What needs to be done
Find and return each line containing "Turnover".

Dataset entries
───

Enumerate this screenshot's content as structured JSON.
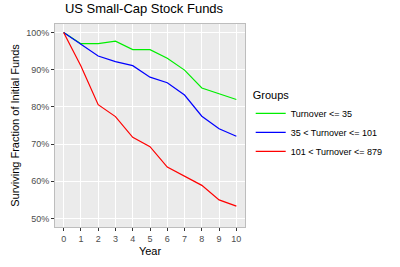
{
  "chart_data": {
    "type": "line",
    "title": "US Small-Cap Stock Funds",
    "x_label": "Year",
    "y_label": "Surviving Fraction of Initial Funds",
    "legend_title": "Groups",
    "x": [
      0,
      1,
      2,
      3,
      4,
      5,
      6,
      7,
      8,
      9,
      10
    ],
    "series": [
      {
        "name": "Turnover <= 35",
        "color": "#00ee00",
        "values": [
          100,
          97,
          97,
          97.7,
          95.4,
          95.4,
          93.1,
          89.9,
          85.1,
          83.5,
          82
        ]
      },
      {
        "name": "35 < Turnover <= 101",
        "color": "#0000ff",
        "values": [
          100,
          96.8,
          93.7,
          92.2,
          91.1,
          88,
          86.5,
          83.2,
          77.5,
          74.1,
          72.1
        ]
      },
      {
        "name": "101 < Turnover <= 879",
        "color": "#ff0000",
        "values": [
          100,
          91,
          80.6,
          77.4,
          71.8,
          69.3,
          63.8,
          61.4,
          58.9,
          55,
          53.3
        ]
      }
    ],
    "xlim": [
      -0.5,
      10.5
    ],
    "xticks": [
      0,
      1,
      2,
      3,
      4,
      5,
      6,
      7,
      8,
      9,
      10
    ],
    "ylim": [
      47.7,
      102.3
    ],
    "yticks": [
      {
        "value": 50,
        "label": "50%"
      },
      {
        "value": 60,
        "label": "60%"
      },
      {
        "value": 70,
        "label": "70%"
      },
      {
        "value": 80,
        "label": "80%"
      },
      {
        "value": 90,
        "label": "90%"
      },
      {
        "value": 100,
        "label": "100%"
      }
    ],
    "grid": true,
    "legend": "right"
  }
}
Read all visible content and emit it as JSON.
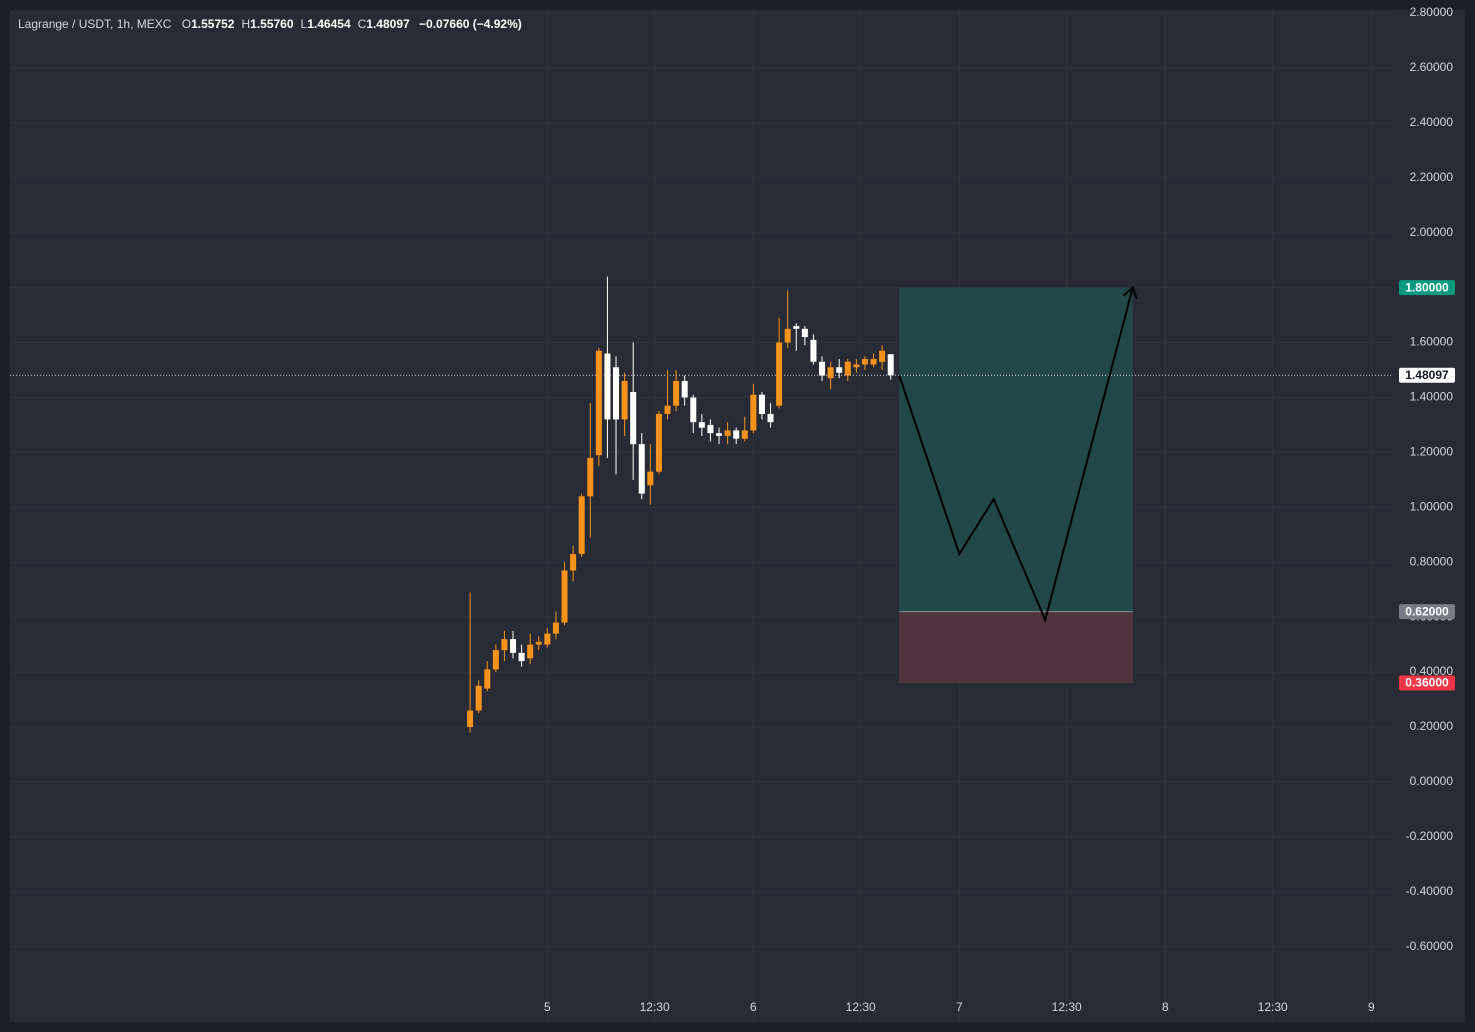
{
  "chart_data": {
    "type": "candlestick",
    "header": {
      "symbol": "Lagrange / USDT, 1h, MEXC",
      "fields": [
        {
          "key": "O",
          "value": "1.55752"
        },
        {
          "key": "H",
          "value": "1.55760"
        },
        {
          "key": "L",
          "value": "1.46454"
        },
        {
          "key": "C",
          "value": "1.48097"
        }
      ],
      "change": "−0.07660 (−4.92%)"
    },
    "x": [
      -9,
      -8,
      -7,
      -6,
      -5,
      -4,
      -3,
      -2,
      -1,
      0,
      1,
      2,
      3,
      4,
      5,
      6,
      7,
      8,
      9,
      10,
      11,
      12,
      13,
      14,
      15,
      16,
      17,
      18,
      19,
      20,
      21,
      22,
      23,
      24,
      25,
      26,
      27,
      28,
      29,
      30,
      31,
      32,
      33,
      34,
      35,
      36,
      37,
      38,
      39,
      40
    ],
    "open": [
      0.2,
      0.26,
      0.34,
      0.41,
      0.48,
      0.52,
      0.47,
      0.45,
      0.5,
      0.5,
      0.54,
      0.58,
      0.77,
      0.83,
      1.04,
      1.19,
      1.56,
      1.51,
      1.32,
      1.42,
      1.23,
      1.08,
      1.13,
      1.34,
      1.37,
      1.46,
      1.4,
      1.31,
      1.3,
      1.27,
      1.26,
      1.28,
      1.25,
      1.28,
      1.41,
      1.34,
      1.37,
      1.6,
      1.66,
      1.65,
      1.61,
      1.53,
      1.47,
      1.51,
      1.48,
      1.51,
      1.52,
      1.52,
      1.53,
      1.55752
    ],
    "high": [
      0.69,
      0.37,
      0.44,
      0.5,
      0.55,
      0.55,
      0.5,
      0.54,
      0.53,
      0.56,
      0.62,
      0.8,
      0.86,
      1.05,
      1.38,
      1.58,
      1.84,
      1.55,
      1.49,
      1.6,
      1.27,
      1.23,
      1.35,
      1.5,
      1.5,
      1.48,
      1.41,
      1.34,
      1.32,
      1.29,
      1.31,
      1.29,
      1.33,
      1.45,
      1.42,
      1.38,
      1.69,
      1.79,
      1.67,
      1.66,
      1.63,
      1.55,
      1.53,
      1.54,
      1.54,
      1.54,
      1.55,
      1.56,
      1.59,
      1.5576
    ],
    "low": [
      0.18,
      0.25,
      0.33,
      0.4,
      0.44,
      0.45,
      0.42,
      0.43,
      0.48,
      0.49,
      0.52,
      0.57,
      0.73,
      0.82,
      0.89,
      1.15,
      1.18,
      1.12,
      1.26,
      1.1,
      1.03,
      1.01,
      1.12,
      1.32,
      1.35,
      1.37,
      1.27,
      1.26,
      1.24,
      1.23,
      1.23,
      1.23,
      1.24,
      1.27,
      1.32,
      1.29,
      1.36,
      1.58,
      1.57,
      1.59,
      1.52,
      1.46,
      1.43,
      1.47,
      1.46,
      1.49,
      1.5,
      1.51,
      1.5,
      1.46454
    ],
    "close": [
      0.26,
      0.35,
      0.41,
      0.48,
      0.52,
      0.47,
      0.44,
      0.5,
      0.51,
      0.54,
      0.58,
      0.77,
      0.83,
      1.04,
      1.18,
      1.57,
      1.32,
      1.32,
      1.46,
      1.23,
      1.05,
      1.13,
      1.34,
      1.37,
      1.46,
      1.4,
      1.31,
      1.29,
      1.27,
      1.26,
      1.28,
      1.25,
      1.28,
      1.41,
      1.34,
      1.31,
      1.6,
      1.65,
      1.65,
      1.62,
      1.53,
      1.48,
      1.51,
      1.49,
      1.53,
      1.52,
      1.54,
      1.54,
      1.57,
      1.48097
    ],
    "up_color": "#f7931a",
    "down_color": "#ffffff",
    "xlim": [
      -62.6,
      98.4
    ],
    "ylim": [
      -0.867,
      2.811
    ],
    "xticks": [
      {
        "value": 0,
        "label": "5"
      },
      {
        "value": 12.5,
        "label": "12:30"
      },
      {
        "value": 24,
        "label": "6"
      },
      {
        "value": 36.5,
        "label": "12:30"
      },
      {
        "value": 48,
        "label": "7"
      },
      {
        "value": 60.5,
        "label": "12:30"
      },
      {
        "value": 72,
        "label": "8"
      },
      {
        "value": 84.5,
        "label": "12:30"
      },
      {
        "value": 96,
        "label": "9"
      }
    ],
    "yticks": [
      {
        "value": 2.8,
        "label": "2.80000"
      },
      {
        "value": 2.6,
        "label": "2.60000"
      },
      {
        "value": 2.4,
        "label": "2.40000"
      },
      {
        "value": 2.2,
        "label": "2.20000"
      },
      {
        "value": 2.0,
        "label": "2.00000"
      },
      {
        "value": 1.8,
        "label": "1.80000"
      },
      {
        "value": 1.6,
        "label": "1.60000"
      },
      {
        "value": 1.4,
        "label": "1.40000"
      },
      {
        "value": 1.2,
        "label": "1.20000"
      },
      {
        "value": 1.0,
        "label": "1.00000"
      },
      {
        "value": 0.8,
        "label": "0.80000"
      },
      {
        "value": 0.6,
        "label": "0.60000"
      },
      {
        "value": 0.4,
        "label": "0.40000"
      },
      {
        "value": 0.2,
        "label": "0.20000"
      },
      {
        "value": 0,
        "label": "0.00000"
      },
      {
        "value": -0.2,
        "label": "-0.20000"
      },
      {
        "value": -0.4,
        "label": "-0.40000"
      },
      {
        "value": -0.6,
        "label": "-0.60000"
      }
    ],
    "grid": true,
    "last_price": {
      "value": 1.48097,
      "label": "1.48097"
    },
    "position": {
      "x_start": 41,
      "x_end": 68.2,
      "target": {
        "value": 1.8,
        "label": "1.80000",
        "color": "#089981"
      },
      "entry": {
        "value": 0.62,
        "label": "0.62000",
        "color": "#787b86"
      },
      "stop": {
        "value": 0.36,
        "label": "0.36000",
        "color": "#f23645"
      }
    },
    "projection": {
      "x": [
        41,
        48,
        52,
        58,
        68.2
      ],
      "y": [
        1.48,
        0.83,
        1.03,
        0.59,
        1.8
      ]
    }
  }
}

───

Solution to the exercise
        "name": "Turnover <= 35",
        "name": "35 < Turnover <= 101",
        "name": "101 < Turnover <= 879",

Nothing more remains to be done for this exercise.